[Begin SUPPLIED RECORDS]
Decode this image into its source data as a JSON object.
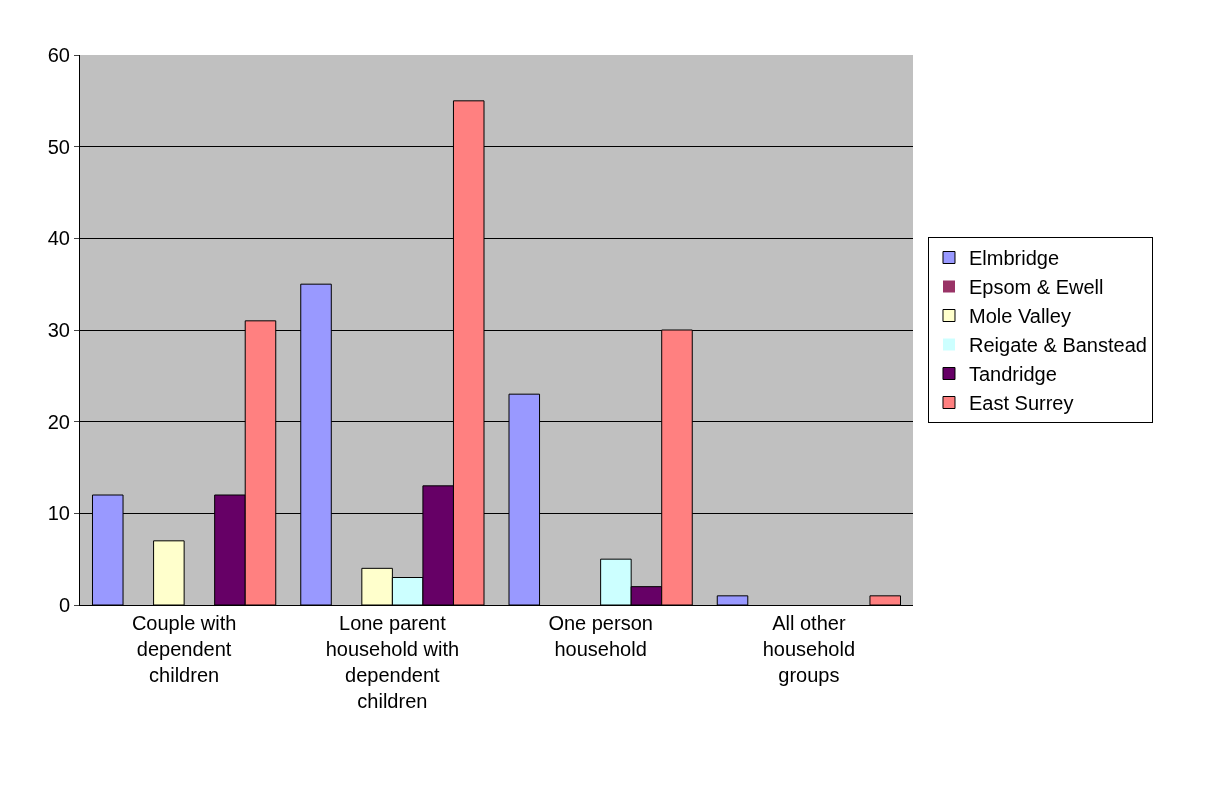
{
  "chart_data": {
    "type": "bar",
    "categories": [
      "Couple with dependent children",
      "Lone parent household with dependent children",
      "One person household",
      "All other household groups"
    ],
    "series": [
      {
        "name": "Elmbridge",
        "color": "#9999ff",
        "values": [
          12,
          35,
          23,
          1
        ]
      },
      {
        "name": "Epsom & Ewell",
        "color": "#993366",
        "values": [
          0,
          0,
          0,
          0
        ]
      },
      {
        "name": "Mole Valley",
        "color": "#ffffcc",
        "values": [
          7,
          4,
          0,
          0
        ]
      },
      {
        "name": "Reigate & Banstead",
        "color": "#ccffff",
        "values": [
          0,
          3,
          5,
          0
        ]
      },
      {
        "name": "Tandridge",
        "color": "#660066",
        "values": [
          12,
          13,
          2,
          0
        ]
      },
      {
        "name": "East Surrey",
        "color": "#ff8080",
        "values": [
          31,
          55,
          30,
          1
        ]
      }
    ],
    "ylim": [
      0,
      60
    ],
    "yticks": [
      0,
      10,
      20,
      30,
      40,
      50,
      60
    ],
    "grid": "y",
    "legend": "right"
  }
}
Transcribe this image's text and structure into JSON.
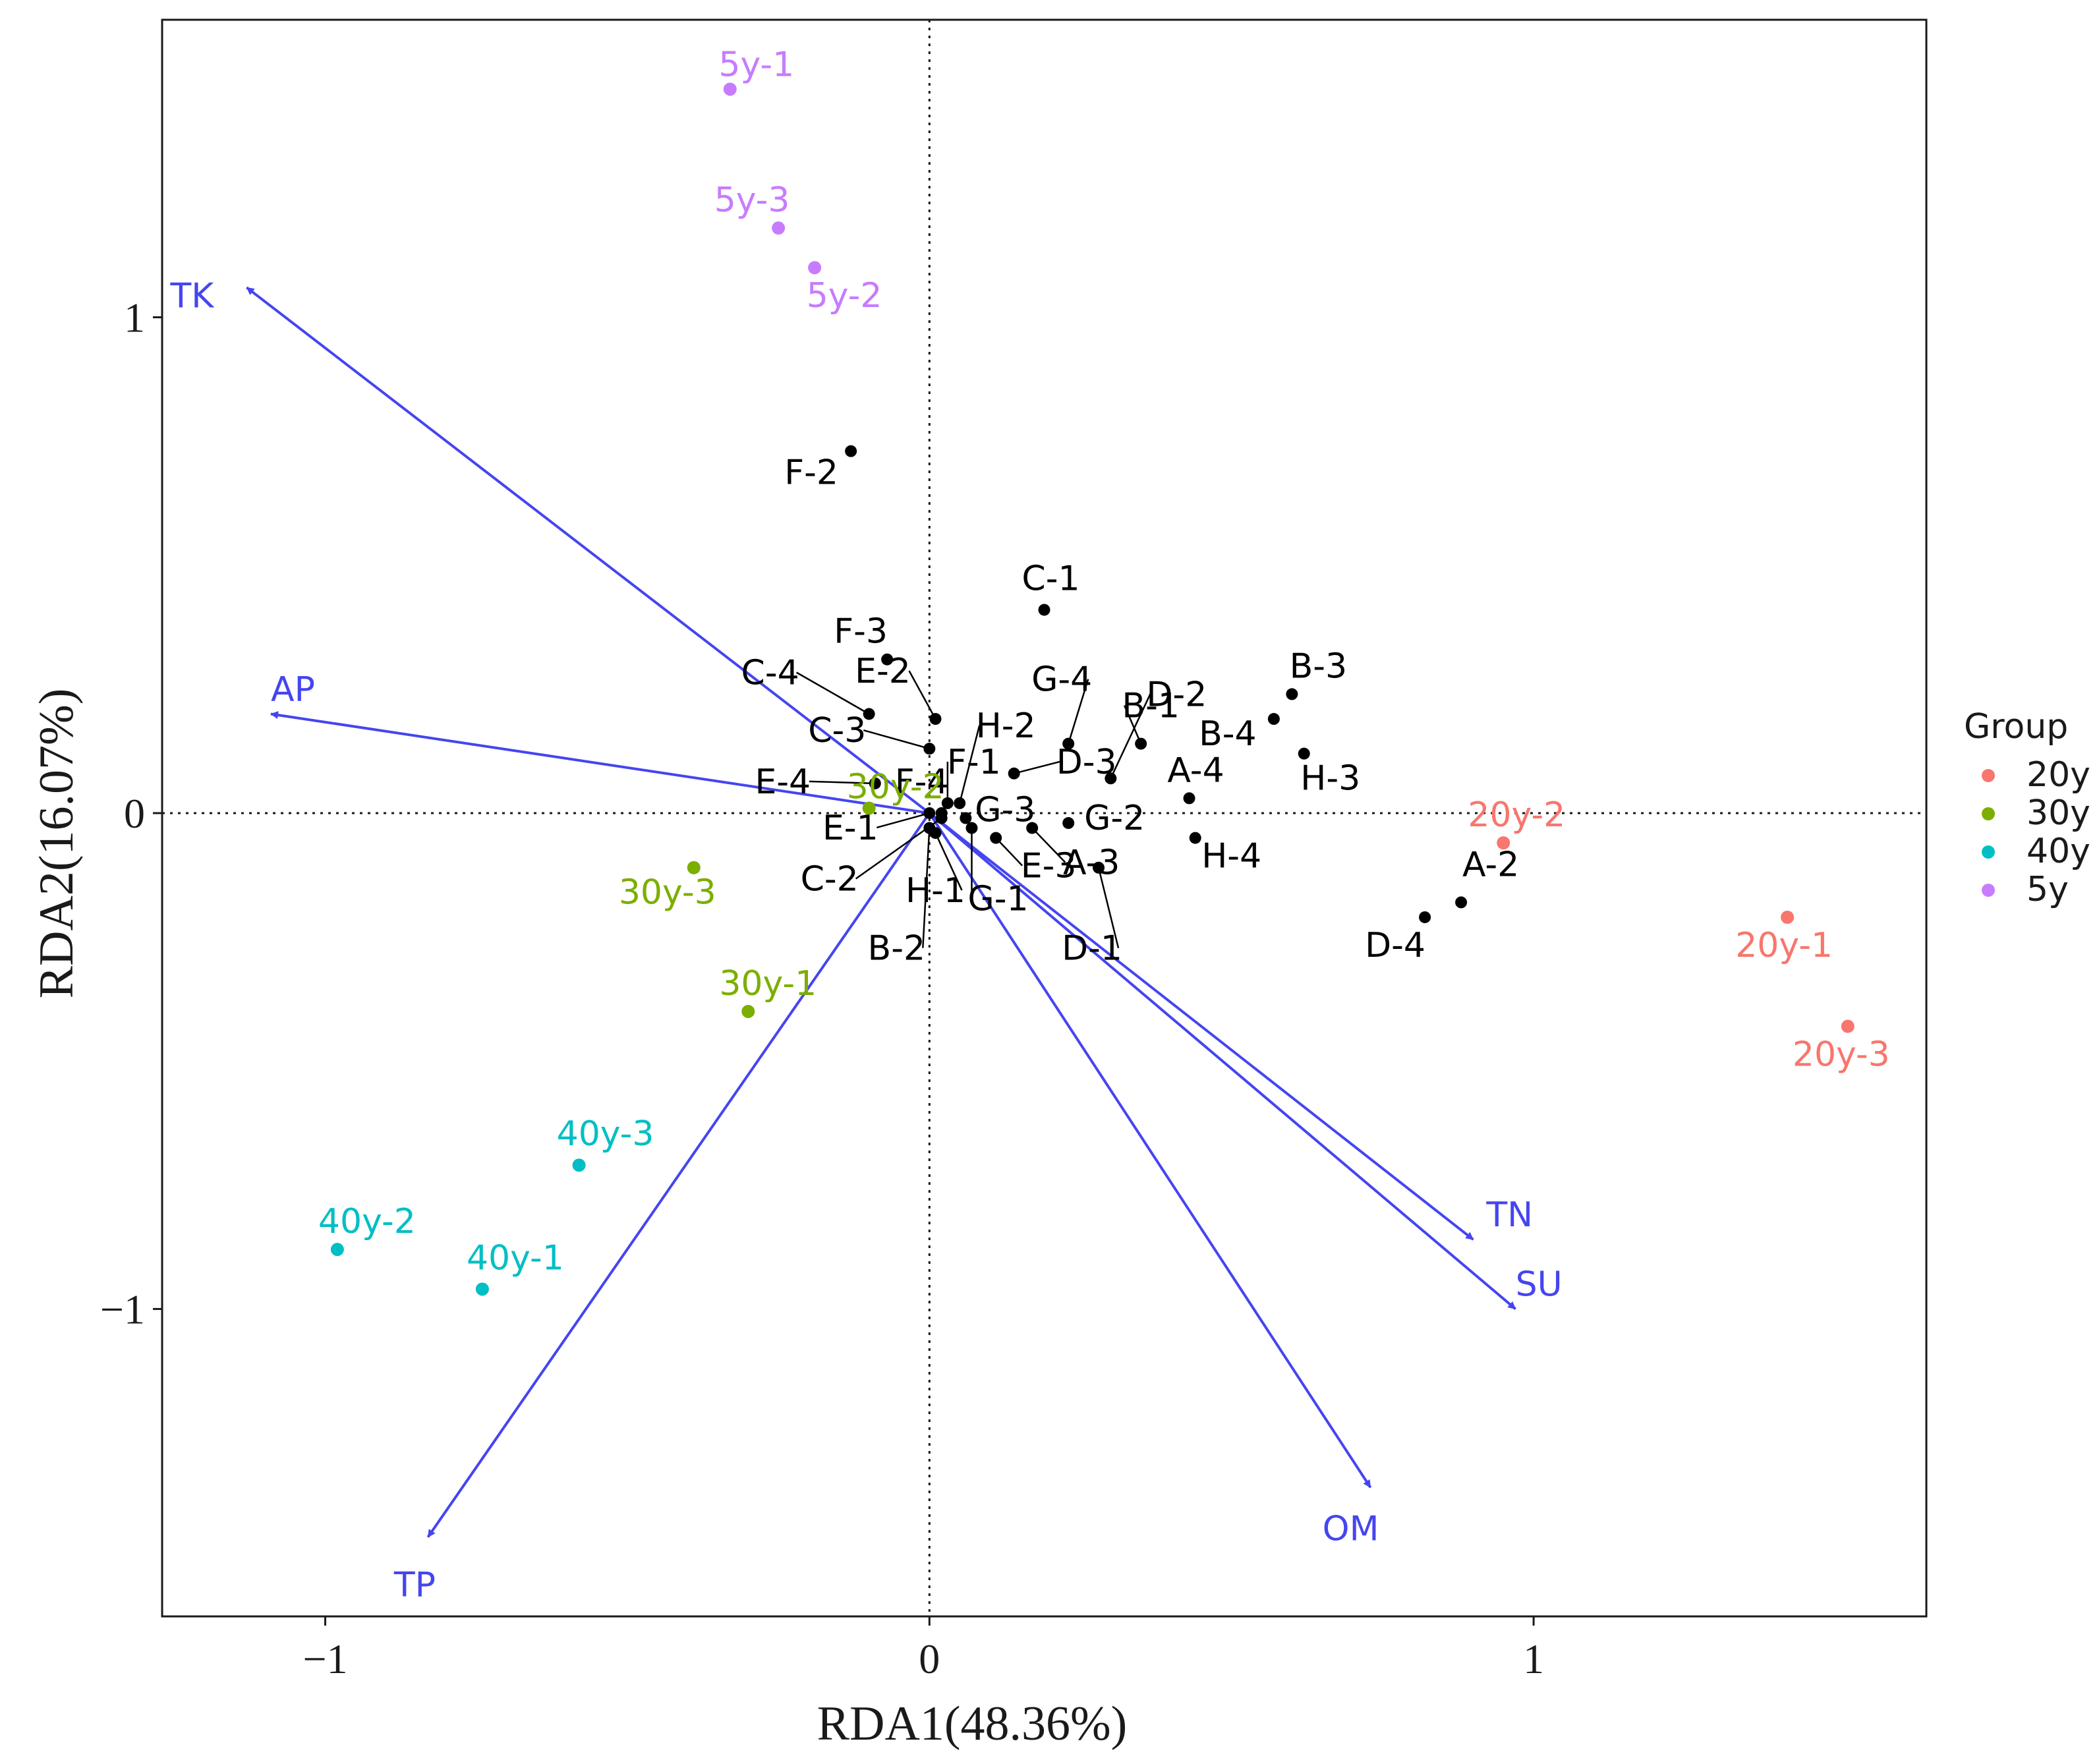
{
  "chart_data": {
    "type": "scatter",
    "subtype": "rda-biplot",
    "xlabel": "RDA1(48.36%)",
    "ylabel": "RDA2(16.07%)",
    "xlim": [
      -1.27,
      1.65
    ],
    "ylim": [
      -1.62,
      1.6
    ],
    "x_ticks": [
      {
        "value": -1,
        "label": "−1"
      },
      {
        "value": 0,
        "label": "0"
      },
      {
        "value": 1,
        "label": "1"
      }
    ],
    "y_ticks": [
      {
        "value": -1,
        "label": "−1"
      },
      {
        "value": 0,
        "label": "0"
      },
      {
        "value": 1,
        "label": "1"
      }
    ],
    "grid": false,
    "reference_lines": "dotted at x=0 and y=0",
    "legend": {
      "title": "Group",
      "placement": "right",
      "entries": [
        {
          "label": "20y",
          "color": "#F8766D"
        },
        {
          "label": "30y",
          "color": "#7CAE00"
        },
        {
          "label": "40y",
          "color": "#00BFC4"
        },
        {
          "label": "5y",
          "color": "#C77CFF"
        }
      ]
    },
    "arrow_color": "#4545F0",
    "species_color": "#000000",
    "env_arrows": [
      {
        "name": "TK",
        "x": -1.13,
        "y": 1.06
      },
      {
        "name": "AP",
        "x": -1.09,
        "y": 0.2
      },
      {
        "name": "TP",
        "x": -0.83,
        "y": -1.46
      },
      {
        "name": "TN",
        "x": 0.9,
        "y": -0.86
      },
      {
        "name": "SU",
        "x": 0.97,
        "y": -1.0
      },
      {
        "name": "OM",
        "x": 0.73,
        "y": -1.36
      }
    ],
    "sites": [
      {
        "label": "20y-1",
        "group": "20y",
        "x": 1.42,
        "y": -0.21
      },
      {
        "label": "20y-2",
        "group": "20y",
        "x": 0.95,
        "y": -0.06
      },
      {
        "label": "20y-3",
        "group": "20y",
        "x": 1.52,
        "y": -0.43
      },
      {
        "label": "30y-1",
        "group": "30y",
        "x": -0.3,
        "y": -0.4
      },
      {
        "label": "30y-2",
        "group": "30y",
        "x": -0.1,
        "y": 0.01
      },
      {
        "label": "30y-3",
        "group": "30y",
        "x": -0.39,
        "y": -0.11
      },
      {
        "label": "40y-1",
        "group": "40y",
        "x": -0.74,
        "y": -0.96
      },
      {
        "label": "40y-2",
        "group": "40y",
        "x": -0.98,
        "y": -0.88
      },
      {
        "label": "40y-3",
        "group": "40y",
        "x": -0.58,
        "y": -0.71
      },
      {
        "label": "5y-1",
        "group": "5y",
        "x": -0.33,
        "y": 1.46
      },
      {
        "label": "5y-2",
        "group": "5y",
        "x": -0.19,
        "y": 1.1
      },
      {
        "label": "5y-3",
        "group": "5y",
        "x": -0.25,
        "y": 1.18
      }
    ],
    "species": [
      {
        "label": "F-2",
        "x": -0.13,
        "y": 0.73
      },
      {
        "label": "C-1",
        "x": 0.19,
        "y": 0.41
      },
      {
        "label": "F-3",
        "x": -0.07,
        "y": 0.31
      },
      {
        "label": "C-4",
        "x": -0.1,
        "y": 0.2
      },
      {
        "label": "E-2",
        "x": 0.01,
        "y": 0.19
      },
      {
        "label": "F-1",
        "x": 0.03,
        "y": 0.02
      },
      {
        "label": "C-3",
        "x": 0.0,
        "y": 0.13
      },
      {
        "label": "G-4",
        "x": 0.23,
        "y": 0.14
      },
      {
        "label": "D-2",
        "x": 0.3,
        "y": 0.07
      },
      {
        "label": "B-3",
        "x": 0.6,
        "y": 0.24
      },
      {
        "label": "B-4",
        "x": 0.57,
        "y": 0.19
      },
      {
        "label": "H-3",
        "x": 0.62,
        "y": 0.12
      },
      {
        "label": "B-1",
        "x": 0.35,
        "y": 0.14
      },
      {
        "label": "H-2",
        "x": 0.05,
        "y": 0.02
      },
      {
        "label": "D-3",
        "x": 0.14,
        "y": 0.08
      },
      {
        "label": "A-4",
        "x": 0.43,
        "y": 0.03
      },
      {
        "label": "E-4",
        "x": -0.09,
        "y": 0.06
      },
      {
        "label": "F-4",
        "x": 0.02,
        "y": 0.0
      },
      {
        "label": "G-3",
        "x": 0.06,
        "y": -0.01
      },
      {
        "label": "G-2",
        "x": 0.23,
        "y": -0.02
      },
      {
        "label": "E-1",
        "x": 0.0,
        "y": 0.0
      },
      {
        "label": "H-4",
        "x": 0.44,
        "y": -0.05
      },
      {
        "label": "C-2",
        "x": 0.02,
        "y": -0.01
      },
      {
        "label": "H-1",
        "x": 0.01,
        "y": -0.04
      },
      {
        "label": "E-3",
        "x": 0.11,
        "y": -0.05
      },
      {
        "label": "A-3",
        "x": 0.17,
        "y": -0.03
      },
      {
        "label": "B-2",
        "x": 0.0,
        "y": -0.03
      },
      {
        "label": "G-1",
        "x": 0.07,
        "y": -0.03
      },
      {
        "label": "D-1",
        "x": 0.28,
        "y": -0.11
      },
      {
        "label": "A-2",
        "x": 0.88,
        "y": -0.18
      },
      {
        "label": "D-4",
        "x": 0.82,
        "y": -0.21
      }
    ]
  }
}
[End SUPPLIED RECORDS]
EXERCISE GOAL:
Without including the pictures, return each record above exactly as it stands.

SOLUTION BELOW:
Decode this image into its source data as a JSON object.
{
  "chart_data": {
    "type": "bar",
    "categories": [
      "Couple with dependent children",
      "Lone parent household with dependent children",
      "One person household",
      "All other household groups"
    ],
    "series": [
      {
        "name": "Elmbridge",
        "color": "#9999ff",
        "values": [
          12,
          35,
          23,
          1
        ]
      },
      {
        "name": "Epsom & Ewell",
        "color": "#993366",
        "values": [
          0,
          0,
          0,
          0
        ]
      },
      {
        "name": "Mole Valley",
        "color": "#ffffcc",
        "values": [
          7,
          4,
          0,
          0
        ]
      },
      {
        "name": "Reigate & Banstead",
        "color": "#ccffff",
        "values": [
          0,
          3,
          5,
          0
        ]
      },
      {
        "name": "Tandridge",
        "color": "#660066",
        "values": [
          12,
          13,
          2,
          0
        ]
      },
      {
        "name": "East Surrey",
        "color": "#ff8080",
        "values": [
          31,
          55,
          30,
          1
        ]
      }
    ],
    "ylim": [
      0,
      60
    ],
    "yticks": [
      0,
      10,
      20,
      30,
      40,
      50,
      60
    ],
    "grid": "y",
    "legend": "right"
  }
}
Transcribe this image's text and structure into JSON.
{
  "chart_data": {
    "type": "scatter",
    "subtype": "rda-biplot",
    "xlabel": "RDA1(48.36%)",
    "ylabel": "RDA2(16.07%)",
    "xlim": [
      -1.27,
      1.65
    ],
    "ylim": [
      -1.62,
      1.6
    ],
    "x_ticks": [
      {
        "value": -1,
        "label": "−1"
      },
      {
        "value": 0,
        "label": "0"
      },
      {
        "value": 1,
        "label": "1"
      }
    ],
    "y_ticks": [
      {
        "value": -1,
        "label": "−1"
      },
      {
        "value": 0,
        "label": "0"
      },
      {
        "value": 1,
        "label": "1"
      }
    ],
    "grid": false,
    "reference_lines": "dotted at x=0 and y=0",
    "legend": {
      "title": "Group",
      "placement": "right",
      "entries": [
        {
          "label": "20y",
          "color": "#F8766D"
        },
        {
          "label": "30y",
          "color": "#7CAE00"
        },
        {
          "label": "40y",
          "color": "#00BFC4"
        },
        {
          "label": "5y",
          "color": "#C77CFF"
        }
      ]
    },
    "arrow_color": "#4545F0",
    "species_color": "#000000",
    "env_arrows": [
      {
        "name": "TK",
        "x": -1.13,
        "y": 1.06
      },
      {
        "name": "AP",
        "x": -1.09,
        "y": 0.2
      },
      {
        "name": "TP",
        "x": -0.83,
        "y": -1.46
      },
      {
        "name": "TN",
        "x": 0.9,
        "y": -0.86
      },
      {
        "name": "SU",
        "x": 0.97,
        "y": -1.0
      },
      {
        "name": "OM",
        "x": 0.73,
        "y": -1.36
      }
    ],
    "sites": [
      {
        "label": "20y-1",
        "group": "20y",
        "x": 1.42,
        "y": -0.21
      },
      {
        "label": "20y-2",
        "group": "20y",
        "x": 0.95,
        "y": -0.06
      },
      {
        "label": "20y-3",
        "group": "20y",
        "x": 1.52,
        "y": -0.43
      },
      {
        "label": "30y-1",
        "group": "30y",
        "x": -0.3,
        "y": -0.4
      },
      {
        "label": "30y-2",
        "group": "30y",
        "x": -0.1,
        "y": 0.01
      },
      {
        "label": "30y-3",
        "group": "30y",
        "x": -0.39,
        "y": -0.11
      },
      {
        "label": "40y-1",
        "group": "40y",
        "x": -0.74,
        "y": -0.96
      },
      {
        "label": "40y-2",
        "group": "40y",
        "x": -0.98,
        "y": -0.88
      },
      {
        "label": "40y-3",
        "group": "40y",
        "x": -0.58,
        "y": -0.71
      },
      {
        "label": "5y-1",
        "group": "5y",
        "x": -0.33,
        "y": 1.46
      },
      {
        "label": "5y-2",
        "group": "5y",
        "x": -0.19,
        "y": 1.1
      },
      {
        "label": "5y-3",
        "group": "5y",
        "x": -0.25,
        "y": 1.18
      }
    ],
    "species": [
      {
        "label": "F-2",
        "x": -0.13,
        "y": 0.73
      },
      {
        "label": "C-1",
        "x": 0.19,
        "y": 0.41
      },
      {
        "label": "F-3",
        "x": -0.07,
        "y": 0.31
      },
      {
        "label": "C-4",
        "x": -0.1,
        "y": 0.2
      },
      {
        "label": "E-2",
        "x": 0.01,
        "y": 0.19
      },
      {
        "label": "F-1",
        "x": 0.03,
        "y": 0.02
      },
      {
        "label": "C-3",
        "x": 0.0,
        "y": 0.13
      },
      {
        "label": "G-4",
        "x": 0.23,
        "y": 0.14
      },
      {
        "label": "D-2",
        "x": 0.3,
        "y": 0.07
      },
      {
        "label": "B-3",
        "x": 0.6,
        "y": 0.24
      },
      {
        "label": "B-4",
        "x": 0.57,
        "y": 0.19
      },
      {
        "label": "H-3",
        "x": 0.62,
        "y": 0.12
      },
      {
        "label": "B-1",
        "x": 0.35,
        "y": 0.14
      },
      {
        "label": "H-2",
        "x": 0.05,
        "y": 0.02
      },
      {
        "label": "D-3",
        "x": 0.14,
        "y": 0.08
      },
      {
        "label": "A-4",
        "x": 0.43,
        "y": 0.03
      },
      {
        "label": "E-4",
        "x": -0.09,
        "y": 0.06
      },
      {
        "label": "F-4",
        "x": 0.02,
        "y": 0.0
      },
      {
        "label": "G-3",
        "x": 0.06,
        "y": -0.01
      },
      {
        "label": "G-2",
        "x": 0.23,
        "y": -0.02
      },
      {
        "label": "E-1",
        "x": 0.0,
        "y": 0.0
      },
      {
        "label": "H-4",
        "x": 0.44,
        "y": -0.05
      },
      {
        "label": "C-2",
        "x": 0.02,
        "y": -0.01
      },
      {
        "label": "H-1",
        "x": 0.01,
        "y": -0.04
      },
      {
        "label": "E-3",
        "x": 0.11,
        "y": -0.05
      },
      {
        "label": "A-3",
        "x": 0.17,
        "y": -0.03
      },
      {
        "label": "B-2",
        "x": 0.0,
        "y": -0.03
      },
      {
        "label": "G-1",
        "x": 0.07,
        "y": -0.03
      },
      {
        "label": "D-1",
        "x": 0.28,
        "y": -0.11
      },
      {
        "label": "A-2",
        "x": 0.88,
        "y": -0.18
      },
      {
        "label": "D-4",
        "x": 0.82,
        "y": -0.21
      }
    ]
  }
}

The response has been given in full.